— Objective —
Gather all lines containing the string "delta" and copy them out.

[START OF Supplied data]

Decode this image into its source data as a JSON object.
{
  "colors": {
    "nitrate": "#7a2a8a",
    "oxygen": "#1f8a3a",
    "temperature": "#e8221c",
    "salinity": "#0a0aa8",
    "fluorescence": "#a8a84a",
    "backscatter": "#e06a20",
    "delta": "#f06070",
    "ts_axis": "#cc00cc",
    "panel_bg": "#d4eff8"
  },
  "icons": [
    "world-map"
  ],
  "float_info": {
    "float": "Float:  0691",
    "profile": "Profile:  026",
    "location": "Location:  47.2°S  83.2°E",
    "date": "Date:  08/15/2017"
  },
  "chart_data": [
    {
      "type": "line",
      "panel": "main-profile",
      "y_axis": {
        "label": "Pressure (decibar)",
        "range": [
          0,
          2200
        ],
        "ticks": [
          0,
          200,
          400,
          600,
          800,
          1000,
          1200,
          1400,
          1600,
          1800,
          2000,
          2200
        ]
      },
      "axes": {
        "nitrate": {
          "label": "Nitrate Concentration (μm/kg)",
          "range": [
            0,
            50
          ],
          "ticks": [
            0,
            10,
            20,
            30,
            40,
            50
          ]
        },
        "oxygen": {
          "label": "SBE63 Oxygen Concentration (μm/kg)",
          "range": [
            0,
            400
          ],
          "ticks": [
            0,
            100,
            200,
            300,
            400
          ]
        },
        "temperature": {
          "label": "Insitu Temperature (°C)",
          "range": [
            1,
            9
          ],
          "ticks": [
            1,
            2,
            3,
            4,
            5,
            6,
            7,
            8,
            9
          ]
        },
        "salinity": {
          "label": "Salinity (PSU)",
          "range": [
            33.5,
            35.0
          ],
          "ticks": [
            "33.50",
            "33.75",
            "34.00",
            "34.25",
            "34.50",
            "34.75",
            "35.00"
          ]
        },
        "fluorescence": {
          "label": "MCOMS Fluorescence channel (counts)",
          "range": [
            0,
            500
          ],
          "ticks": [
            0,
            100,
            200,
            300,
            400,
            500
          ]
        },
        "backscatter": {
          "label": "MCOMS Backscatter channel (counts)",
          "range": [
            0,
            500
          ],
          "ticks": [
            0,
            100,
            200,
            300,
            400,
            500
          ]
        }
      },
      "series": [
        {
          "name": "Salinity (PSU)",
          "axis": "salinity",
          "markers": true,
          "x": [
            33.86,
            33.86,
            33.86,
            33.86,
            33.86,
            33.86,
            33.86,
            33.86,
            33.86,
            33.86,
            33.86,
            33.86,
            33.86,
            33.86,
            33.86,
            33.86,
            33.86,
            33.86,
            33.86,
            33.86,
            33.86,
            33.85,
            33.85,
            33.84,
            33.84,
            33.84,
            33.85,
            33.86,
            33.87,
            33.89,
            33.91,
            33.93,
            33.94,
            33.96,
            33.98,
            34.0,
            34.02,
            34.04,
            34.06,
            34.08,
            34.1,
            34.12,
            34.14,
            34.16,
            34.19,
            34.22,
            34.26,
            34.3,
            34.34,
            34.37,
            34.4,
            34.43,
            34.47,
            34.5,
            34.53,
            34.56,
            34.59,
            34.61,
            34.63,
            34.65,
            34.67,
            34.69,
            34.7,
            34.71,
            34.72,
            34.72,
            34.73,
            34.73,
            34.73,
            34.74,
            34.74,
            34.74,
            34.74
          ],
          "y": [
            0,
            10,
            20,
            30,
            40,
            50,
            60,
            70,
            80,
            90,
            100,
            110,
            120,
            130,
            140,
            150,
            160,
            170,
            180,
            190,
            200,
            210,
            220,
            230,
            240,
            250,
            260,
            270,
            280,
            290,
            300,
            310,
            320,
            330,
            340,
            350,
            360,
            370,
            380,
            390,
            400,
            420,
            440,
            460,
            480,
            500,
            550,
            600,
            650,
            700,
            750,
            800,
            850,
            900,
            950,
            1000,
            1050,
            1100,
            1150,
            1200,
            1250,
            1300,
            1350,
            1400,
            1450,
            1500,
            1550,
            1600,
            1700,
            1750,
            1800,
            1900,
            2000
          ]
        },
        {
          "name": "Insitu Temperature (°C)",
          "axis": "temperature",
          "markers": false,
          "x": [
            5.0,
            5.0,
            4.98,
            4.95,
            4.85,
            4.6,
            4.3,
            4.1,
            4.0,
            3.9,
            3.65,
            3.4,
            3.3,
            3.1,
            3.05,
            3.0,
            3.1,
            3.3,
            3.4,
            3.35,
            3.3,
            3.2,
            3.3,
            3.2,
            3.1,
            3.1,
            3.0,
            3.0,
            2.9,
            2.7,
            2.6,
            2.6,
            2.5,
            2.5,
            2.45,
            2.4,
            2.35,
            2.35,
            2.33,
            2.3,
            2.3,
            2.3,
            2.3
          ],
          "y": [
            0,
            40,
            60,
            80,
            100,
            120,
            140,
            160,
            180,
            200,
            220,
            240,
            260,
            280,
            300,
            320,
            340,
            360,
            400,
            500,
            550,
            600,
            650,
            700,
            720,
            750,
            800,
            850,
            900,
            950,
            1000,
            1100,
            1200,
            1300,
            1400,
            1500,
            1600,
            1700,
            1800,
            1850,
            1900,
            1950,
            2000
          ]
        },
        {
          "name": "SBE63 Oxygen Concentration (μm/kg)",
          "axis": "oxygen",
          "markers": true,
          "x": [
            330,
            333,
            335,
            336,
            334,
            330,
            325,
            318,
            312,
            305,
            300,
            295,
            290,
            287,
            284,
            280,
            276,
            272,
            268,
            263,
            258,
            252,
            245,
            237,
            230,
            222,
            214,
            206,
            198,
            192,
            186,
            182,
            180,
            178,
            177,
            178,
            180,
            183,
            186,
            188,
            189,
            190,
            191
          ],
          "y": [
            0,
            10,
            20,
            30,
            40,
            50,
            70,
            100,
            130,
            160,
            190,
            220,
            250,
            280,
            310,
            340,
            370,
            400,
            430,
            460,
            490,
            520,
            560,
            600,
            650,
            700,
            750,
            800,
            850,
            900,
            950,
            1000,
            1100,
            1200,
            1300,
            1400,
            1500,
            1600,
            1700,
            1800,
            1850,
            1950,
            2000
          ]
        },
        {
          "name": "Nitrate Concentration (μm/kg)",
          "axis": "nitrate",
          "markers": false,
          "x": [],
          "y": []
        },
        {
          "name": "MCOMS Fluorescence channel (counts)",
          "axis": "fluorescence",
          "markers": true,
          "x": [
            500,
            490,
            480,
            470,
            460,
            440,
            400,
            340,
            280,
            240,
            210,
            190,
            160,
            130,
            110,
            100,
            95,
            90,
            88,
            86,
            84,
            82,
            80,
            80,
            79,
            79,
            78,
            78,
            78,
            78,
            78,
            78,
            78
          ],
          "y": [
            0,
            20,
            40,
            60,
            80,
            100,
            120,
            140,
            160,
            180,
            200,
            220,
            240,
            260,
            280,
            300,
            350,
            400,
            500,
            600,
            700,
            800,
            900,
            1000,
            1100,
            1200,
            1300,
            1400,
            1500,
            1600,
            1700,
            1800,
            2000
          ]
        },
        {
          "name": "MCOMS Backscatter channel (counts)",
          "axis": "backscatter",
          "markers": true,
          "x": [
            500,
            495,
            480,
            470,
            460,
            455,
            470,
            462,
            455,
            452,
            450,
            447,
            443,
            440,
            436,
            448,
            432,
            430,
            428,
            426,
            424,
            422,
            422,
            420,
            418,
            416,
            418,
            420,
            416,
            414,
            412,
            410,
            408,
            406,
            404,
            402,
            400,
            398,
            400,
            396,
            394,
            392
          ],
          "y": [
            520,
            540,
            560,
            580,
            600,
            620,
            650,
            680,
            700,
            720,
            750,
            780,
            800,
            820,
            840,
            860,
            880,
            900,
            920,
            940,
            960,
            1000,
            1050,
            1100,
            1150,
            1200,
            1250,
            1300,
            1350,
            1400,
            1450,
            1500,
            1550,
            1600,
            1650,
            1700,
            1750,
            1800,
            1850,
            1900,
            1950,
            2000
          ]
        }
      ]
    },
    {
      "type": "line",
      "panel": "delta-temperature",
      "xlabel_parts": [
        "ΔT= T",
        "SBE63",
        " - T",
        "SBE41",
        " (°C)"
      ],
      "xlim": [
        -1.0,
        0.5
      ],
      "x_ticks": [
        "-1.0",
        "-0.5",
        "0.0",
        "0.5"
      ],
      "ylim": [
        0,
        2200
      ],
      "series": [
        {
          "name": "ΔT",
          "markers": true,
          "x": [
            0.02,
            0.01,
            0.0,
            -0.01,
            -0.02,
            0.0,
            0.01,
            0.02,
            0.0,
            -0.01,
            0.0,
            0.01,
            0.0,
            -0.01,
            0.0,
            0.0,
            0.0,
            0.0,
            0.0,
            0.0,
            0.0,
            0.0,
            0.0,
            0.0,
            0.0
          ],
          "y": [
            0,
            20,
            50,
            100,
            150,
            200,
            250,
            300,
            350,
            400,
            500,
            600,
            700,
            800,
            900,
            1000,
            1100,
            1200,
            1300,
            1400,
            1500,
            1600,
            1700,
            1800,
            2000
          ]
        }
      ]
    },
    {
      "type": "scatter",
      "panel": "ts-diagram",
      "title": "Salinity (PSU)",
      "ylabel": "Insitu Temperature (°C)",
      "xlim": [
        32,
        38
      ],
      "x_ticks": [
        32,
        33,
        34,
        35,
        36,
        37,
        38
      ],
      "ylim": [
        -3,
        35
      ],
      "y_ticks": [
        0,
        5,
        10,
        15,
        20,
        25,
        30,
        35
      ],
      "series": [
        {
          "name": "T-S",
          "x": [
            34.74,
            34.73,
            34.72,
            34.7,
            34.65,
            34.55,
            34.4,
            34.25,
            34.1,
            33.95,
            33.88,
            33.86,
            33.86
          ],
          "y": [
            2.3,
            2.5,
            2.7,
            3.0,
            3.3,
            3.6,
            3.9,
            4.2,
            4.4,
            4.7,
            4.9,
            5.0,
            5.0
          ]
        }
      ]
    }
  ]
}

[END OF Supplied data]

— Solution to this task —
    "delta": "#f06070",
      "panel": "delta-temperature",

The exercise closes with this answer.